● **DO THIS**:
Count how many lines contain the word "source". Please give only the number.

-- begin DATA FOR THIS TASK --

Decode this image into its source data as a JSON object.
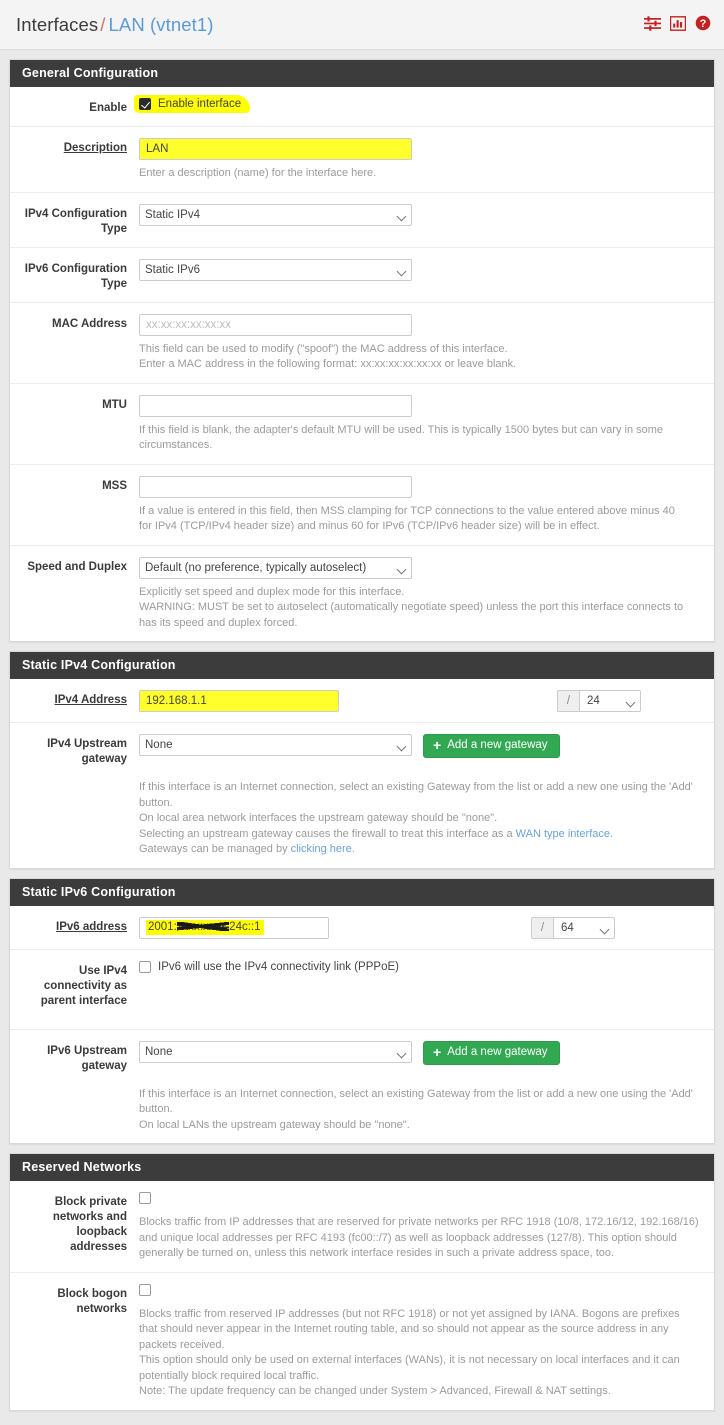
{
  "header": {
    "breadcrumb_root": "Interfaces",
    "breadcrumb_separator": "/",
    "breadcrumb_current": "LAN (vtnet1)",
    "icons": [
      "sliders-icon",
      "chart-bar-icon",
      "help-circle-icon"
    ],
    "accent_red": "#c32222",
    "link_blue": "#5b9bd5"
  },
  "sections": {
    "general": {
      "title": "General Configuration",
      "enable": {
        "label": "Enable",
        "checkbox_label": "Enable interface",
        "checked": true,
        "highlighted": true
      },
      "description": {
        "label": "Description",
        "value": "LAN",
        "help": "Enter a description (name) for the interface here.",
        "highlighted": true
      },
      "ipv4_config_type": {
        "label": "IPv4 Configuration Type",
        "value": "Static IPv4",
        "highlighted": true
      },
      "ipv6_config_type": {
        "label": "IPv6 Configuration Type",
        "value": "Static IPv6",
        "highlighted": true
      },
      "mac_address": {
        "label": "MAC Address",
        "value": "",
        "placeholder": "xx:xx:xx:xx:xx:xx",
        "help_line1": "This field can be used to modify (\"spoof\") the MAC address of this interface.",
        "help_line2": "Enter a MAC address in the following format: xx:xx:xx:xx:xx:xx or leave blank."
      },
      "mtu": {
        "label": "MTU",
        "value": "",
        "help": "If this field is blank, the adapter's default MTU will be used. This is typically 1500 bytes but can vary in some circumstances."
      },
      "mss": {
        "label": "MSS",
        "value": "",
        "help": "If a value is entered in this field, then MSS clamping for TCP connections to the value entered above minus 40 for IPv4 (TCP/IPv4 header size) and minus 60 for IPv6 (TCP/IPv6 header size) will be in effect."
      },
      "speed_duplex": {
        "label": "Speed and Duplex",
        "value": "Default (no preference, typically autoselect)",
        "help_line1": "Explicitly set speed and duplex mode for this interface.",
        "help_line2": "WARNING: MUST be set to autoselect (automatically negotiate speed) unless the port this interface connects to has its speed and duplex forced."
      }
    },
    "static_ipv4": {
      "title": "Static IPv4 Configuration",
      "address": {
        "label": "IPv4 Address",
        "value": "192.168.1.1",
        "highlighted": true,
        "slash": "/",
        "prefix": "24"
      },
      "upstream_gateway": {
        "label": "IPv4 Upstream gateway",
        "value": "None",
        "button_label": "Add a new gateway",
        "button_icon": "plus-icon",
        "help_line1": "If this interface is an Internet connection, select an existing Gateway from the list or add a new one using the 'Add' button.",
        "help_line2": "On local area network interfaces the upstream gateway should be \"none\".",
        "help_line3_pre": "Selecting an upstream gateway causes the firewall to treat this interface as a ",
        "help_line3_link": "WAN type interface",
        "help_line3_post": ".",
        "help_line4_pre": "Gateways can be managed by ",
        "help_line4_link": "clicking here",
        "help_line4_post": "."
      }
    },
    "static_ipv6": {
      "title": "Static IPv6 Configuration",
      "address": {
        "label": "IPv6 address",
        "value_prefix": "2001:",
        "value_redacted": "xxxx:xxxx:",
        "value_suffix": "24c::1",
        "highlighted": true,
        "slash": "/",
        "prefix": "64"
      },
      "use_ipv4_connectivity": {
        "label": "Use IPv4 connectivity as parent interface",
        "checkbox_label": "IPv6 will use the IPv4 connectivity link (PPPoE)",
        "checked": false
      },
      "upstream_gateway": {
        "label": "IPv6 Upstream gateway",
        "value": "None",
        "button_label": "Add a new gateway",
        "button_icon": "plus-icon",
        "help_line1": "If this interface is an Internet connection, select an existing Gateway from the list or add a new one using the 'Add' button.",
        "help_line2": "On local LANs the upstream gateway should be \"none\"."
      }
    },
    "reserved_networks": {
      "title": "Reserved Networks",
      "block_private": {
        "label": "Block private networks and loopback addresses",
        "checked": false,
        "help": "Blocks traffic from IP addresses that are reserved for private networks per RFC 1918 (10/8, 172.16/12, 192.168/16) and unique local addresses per RFC 4193 (fc00::/7) as well as loopback addresses (127/8). This option should generally be turned on, unless this network interface resides in such a private address space, too."
      },
      "block_bogon": {
        "label": "Block bogon networks",
        "checked": false,
        "help_line1": "Blocks traffic from reserved IP addresses (but not RFC 1918) or not yet assigned by IANA. Bogons are prefixes that should never appear in the Internet routing table, and so should not appear as the source address in any packets received.",
        "help_line2": "This option should only be used on external interfaces (WANs), it is not necessary on local interfaces and it can potentially block required local traffic.",
        "help_line3": "Note: The update frequency can be changed under System > Advanced, Firewall & NAT settings."
      }
    }
  }
}
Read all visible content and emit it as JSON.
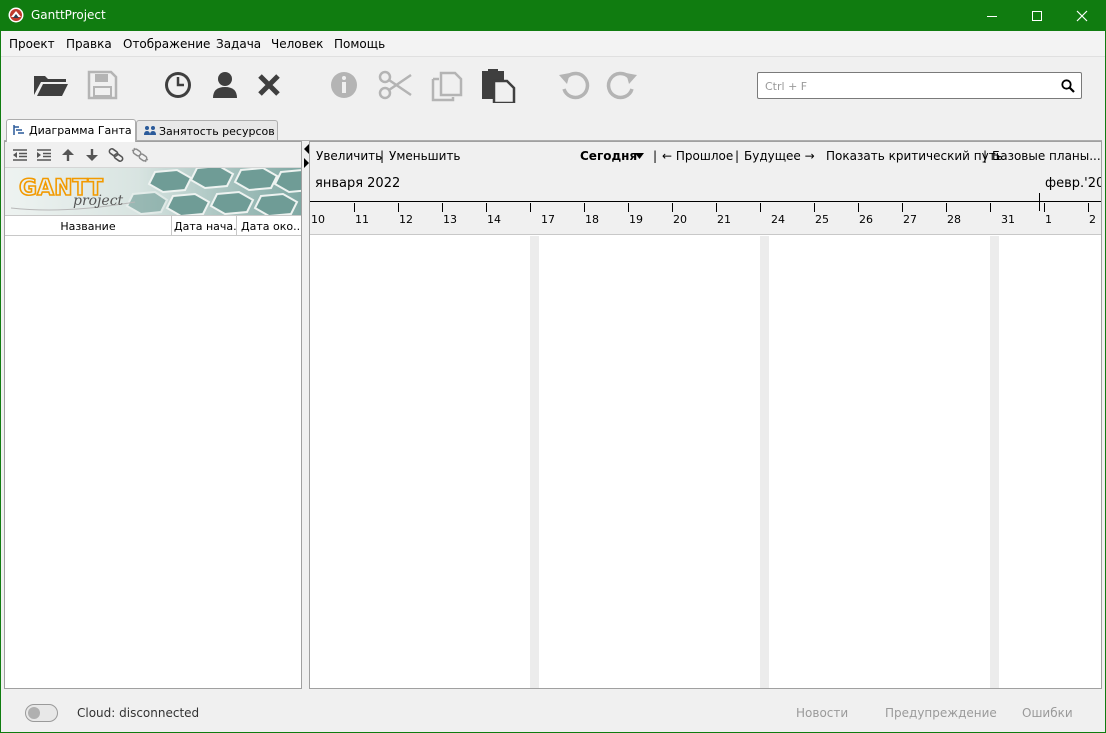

-- end DATA FOR THIS TASK --

● **WRITTEN REPLY**:
2